Saved data entries:
## start

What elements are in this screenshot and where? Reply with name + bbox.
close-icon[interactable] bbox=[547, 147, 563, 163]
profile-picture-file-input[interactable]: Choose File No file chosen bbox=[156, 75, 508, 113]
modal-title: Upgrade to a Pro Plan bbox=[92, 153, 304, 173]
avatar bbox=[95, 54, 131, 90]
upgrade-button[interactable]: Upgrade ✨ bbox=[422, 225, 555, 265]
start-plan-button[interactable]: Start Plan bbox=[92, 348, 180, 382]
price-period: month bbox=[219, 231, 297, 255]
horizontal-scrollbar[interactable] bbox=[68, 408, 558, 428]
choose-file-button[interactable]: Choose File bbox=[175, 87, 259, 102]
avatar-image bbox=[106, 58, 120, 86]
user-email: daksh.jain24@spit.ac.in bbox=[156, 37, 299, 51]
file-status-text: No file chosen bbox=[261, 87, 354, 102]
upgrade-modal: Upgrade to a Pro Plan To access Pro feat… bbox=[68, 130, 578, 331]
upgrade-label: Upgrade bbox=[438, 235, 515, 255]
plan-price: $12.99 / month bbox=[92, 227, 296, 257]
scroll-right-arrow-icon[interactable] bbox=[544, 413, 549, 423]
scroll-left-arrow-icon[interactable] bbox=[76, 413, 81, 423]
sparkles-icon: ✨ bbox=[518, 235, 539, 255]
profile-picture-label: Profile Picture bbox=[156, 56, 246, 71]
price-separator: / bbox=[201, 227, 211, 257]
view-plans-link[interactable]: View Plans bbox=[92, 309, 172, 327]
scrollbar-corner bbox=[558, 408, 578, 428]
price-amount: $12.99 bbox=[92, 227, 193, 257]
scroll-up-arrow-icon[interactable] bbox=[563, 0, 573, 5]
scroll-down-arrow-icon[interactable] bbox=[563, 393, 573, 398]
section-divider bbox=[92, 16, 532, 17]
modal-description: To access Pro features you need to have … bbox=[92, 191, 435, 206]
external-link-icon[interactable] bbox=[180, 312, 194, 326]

## end

Output every line of the material above, unchanged and in the same order.

FINAL RESULT:
What elements are in this screenshot and where? Reply with name + bbox.
close-icon[interactable] bbox=[547, 147, 563, 163]
profile-picture-file-input[interactable]: Choose File No file chosen bbox=[156, 75, 508, 113]
modal-title: Upgrade to a Pro Plan bbox=[92, 153, 304, 173]
avatar bbox=[95, 54, 131, 90]
upgrade-button[interactable]: Upgrade ✨ bbox=[422, 225, 555, 265]
start-plan-button[interactable]: Start Plan bbox=[92, 348, 180, 382]
price-period: month bbox=[219, 231, 297, 255]
horizontal-scrollbar[interactable] bbox=[68, 408, 558, 428]
choose-file-button[interactable]: Choose File bbox=[175, 87, 259, 102]
avatar-image bbox=[106, 58, 120, 86]
user-email: daksh.jain24@spit.ac.in bbox=[156, 37, 299, 51]
file-status-text: No file chosen bbox=[261, 87, 354, 102]
upgrade-modal: Upgrade to a Pro Plan To access Pro feat… bbox=[68, 130, 578, 331]
upgrade-label: Upgrade bbox=[438, 235, 515, 255]
plan-price: $12.99 / month bbox=[92, 227, 296, 257]
scroll-right-arrow-icon[interactable] bbox=[544, 413, 549, 423]
scroll-left-arrow-icon[interactable] bbox=[76, 413, 81, 423]
sparkles-icon: ✨ bbox=[518, 235, 539, 255]
profile-picture-label: Profile Picture bbox=[156, 56, 246, 71]
price-separator: / bbox=[201, 227, 211, 257]
view-plans-link[interactable]: View Plans bbox=[92, 309, 172, 327]
scrollbar-corner bbox=[558, 408, 578, 428]
price-amount: $12.99 bbox=[92, 227, 193, 257]
scroll-up-arrow-icon[interactable] bbox=[563, 0, 573, 5]
scroll-down-arrow-icon[interactable] bbox=[563, 393, 573, 398]
section-divider bbox=[92, 16, 532, 17]
modal-description: To access Pro features you need to have … bbox=[92, 191, 435, 206]
external-link-icon[interactable] bbox=[180, 312, 194, 326]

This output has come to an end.